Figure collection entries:
=======
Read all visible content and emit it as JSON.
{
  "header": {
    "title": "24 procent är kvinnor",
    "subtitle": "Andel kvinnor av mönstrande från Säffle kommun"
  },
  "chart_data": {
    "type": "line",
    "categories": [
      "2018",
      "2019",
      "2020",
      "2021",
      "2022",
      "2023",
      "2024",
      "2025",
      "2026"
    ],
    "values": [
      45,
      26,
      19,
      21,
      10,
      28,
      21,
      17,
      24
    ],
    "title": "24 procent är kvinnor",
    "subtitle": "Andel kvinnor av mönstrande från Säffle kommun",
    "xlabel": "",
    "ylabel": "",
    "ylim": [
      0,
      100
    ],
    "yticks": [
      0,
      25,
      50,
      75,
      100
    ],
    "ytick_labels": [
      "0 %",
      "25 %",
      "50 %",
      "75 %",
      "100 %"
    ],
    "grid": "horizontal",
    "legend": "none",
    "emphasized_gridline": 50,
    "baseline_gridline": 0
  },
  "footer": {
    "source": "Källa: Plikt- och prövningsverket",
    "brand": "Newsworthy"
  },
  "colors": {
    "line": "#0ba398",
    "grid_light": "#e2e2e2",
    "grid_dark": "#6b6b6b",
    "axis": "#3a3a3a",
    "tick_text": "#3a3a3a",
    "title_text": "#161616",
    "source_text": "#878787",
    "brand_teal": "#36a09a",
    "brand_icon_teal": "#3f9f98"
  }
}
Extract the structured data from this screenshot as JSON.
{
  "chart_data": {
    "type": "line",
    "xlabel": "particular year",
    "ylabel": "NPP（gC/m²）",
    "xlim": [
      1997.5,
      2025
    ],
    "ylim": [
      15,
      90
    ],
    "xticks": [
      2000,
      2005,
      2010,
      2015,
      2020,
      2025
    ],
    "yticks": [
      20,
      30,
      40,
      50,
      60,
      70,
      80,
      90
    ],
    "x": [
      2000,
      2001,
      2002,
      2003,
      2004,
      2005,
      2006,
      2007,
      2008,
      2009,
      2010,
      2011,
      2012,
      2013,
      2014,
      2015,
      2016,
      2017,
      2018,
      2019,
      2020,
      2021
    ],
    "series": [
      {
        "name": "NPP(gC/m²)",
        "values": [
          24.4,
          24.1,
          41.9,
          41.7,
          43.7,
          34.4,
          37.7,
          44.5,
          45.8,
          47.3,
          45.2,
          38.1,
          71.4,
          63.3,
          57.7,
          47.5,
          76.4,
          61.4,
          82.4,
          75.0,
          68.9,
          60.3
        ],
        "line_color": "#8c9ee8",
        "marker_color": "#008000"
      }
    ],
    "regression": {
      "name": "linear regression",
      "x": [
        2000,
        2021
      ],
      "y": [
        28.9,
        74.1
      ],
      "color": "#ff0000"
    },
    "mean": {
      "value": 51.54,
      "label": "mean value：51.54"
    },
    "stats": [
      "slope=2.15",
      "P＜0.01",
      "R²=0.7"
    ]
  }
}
=======
[Task objective] Locate the word "mönstrande" in the records above, and return each line that has it.

[Result]
    "subtitle": "Andel kvinnor av mönstrande från Säffle kommun"
    "subtitle": "Andel kvinnor av mönstrande från Säffle kommun",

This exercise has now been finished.